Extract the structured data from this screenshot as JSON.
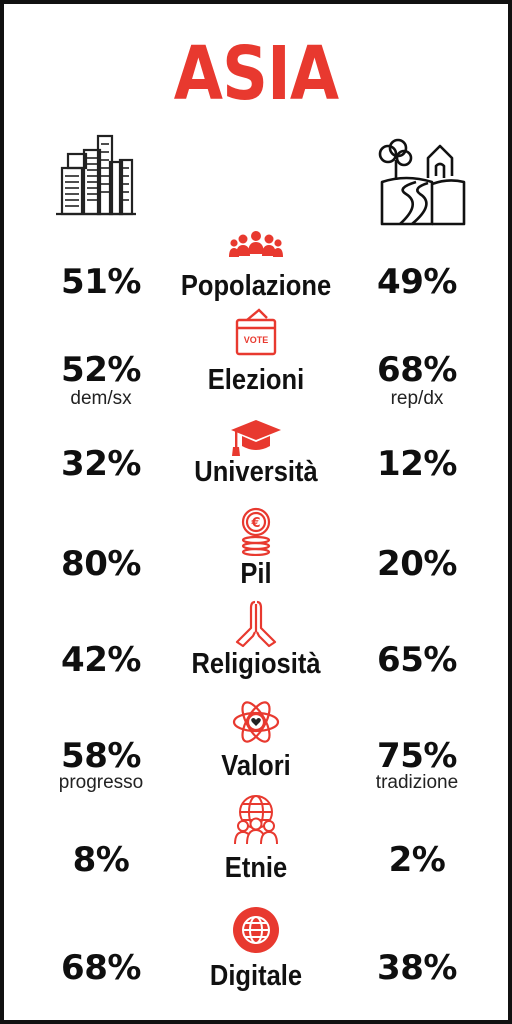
{
  "title": "ASIA",
  "colors": {
    "accent": "#e8392f",
    "text": "#111111"
  },
  "icons": {
    "left_header": "city-buildings-icon",
    "right_header": "countryside-village-icon"
  },
  "rows": [
    {
      "label": "Popolazione",
      "left": "51%",
      "right": "49%",
      "left_sub": "",
      "right_sub": "",
      "icon": "people-group-icon"
    },
    {
      "label": "Elezioni",
      "left": "52%",
      "right": "68%",
      "left_sub": "dem/sx",
      "right_sub": "rep/dx",
      "icon": "ballot-box-icon",
      "icon_text": "VOTE"
    },
    {
      "label": "Università",
      "left": "32%",
      "right": "12%",
      "left_sub": "",
      "right_sub": "",
      "icon": "graduation-cap-icon"
    },
    {
      "label": "Pil",
      "left": "80%",
      "right": "20%",
      "left_sub": "",
      "right_sub": "",
      "icon": "euro-coins-icon"
    },
    {
      "label": "Religiosità",
      "left": "42%",
      "right": "65%",
      "left_sub": "",
      "right_sub": "",
      "icon": "praying-hands-icon"
    },
    {
      "label": "Valori",
      "left": "58%",
      "right": "75%",
      "left_sub": "progresso",
      "right_sub": "tradizione",
      "icon": "heart-atom-icon"
    },
    {
      "label": "Etnie",
      "left": "8%",
      "right": "2%",
      "left_sub": "",
      "right_sub": "",
      "icon": "globe-people-icon"
    },
    {
      "label": "Digitale",
      "left": "68%",
      "right": "38%",
      "left_sub": "",
      "right_sub": "",
      "icon": "globe-circle-icon"
    }
  ]
}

———

## REQUIRED TASK
Each record should be quoted exactly, with the images omitted.

## THE ANSWER
Extract the structured data from this screenshot as JSON.
{
  "title": "ASIA",
  "colors": {
    "accent": "#e8392f",
    "text": "#111111"
  },
  "icons": {
    "left_header": "city-buildings-icon",
    "right_header": "countryside-village-icon"
  },
  "rows": [
    {
      "label": "Popolazione",
      "left": "51%",
      "right": "49%",
      "left_sub": "",
      "right_sub": "",
      "icon": "people-group-icon"
    },
    {
      "label": "Elezioni",
      "left": "52%",
      "right": "68%",
      "left_sub": "dem/sx",
      "right_sub": "rep/dx",
      "icon": "ballot-box-icon",
      "icon_text": "VOTE"
    },
    {
      "label": "Università",
      "left": "32%",
      "right": "12%",
      "left_sub": "",
      "right_sub": "",
      "icon": "graduation-cap-icon"
    },
    {
      "label": "Pil",
      "left": "80%",
      "right": "20%",
      "left_sub": "",
      "right_sub": "",
      "icon": "euro-coins-icon"
    },
    {
      "label": "Religiosità",
      "left": "42%",
      "right": "65%",
      "left_sub": "",
      "right_sub": "",
      "icon": "praying-hands-icon"
    },
    {
      "label": "Valori",
      "left": "58%",
      "right": "75%",
      "left_sub": "progresso",
      "right_sub": "tradizione",
      "icon": "heart-atom-icon"
    },
    {
      "label": "Etnie",
      "left": "8%",
      "right": "2%",
      "left_sub": "",
      "right_sub": "",
      "icon": "globe-people-icon"
    },
    {
      "label": "Digitale",
      "left": "68%",
      "right": "38%",
      "left_sub": "",
      "right_sub": "",
      "icon": "globe-circle-icon"
    }
  ]
}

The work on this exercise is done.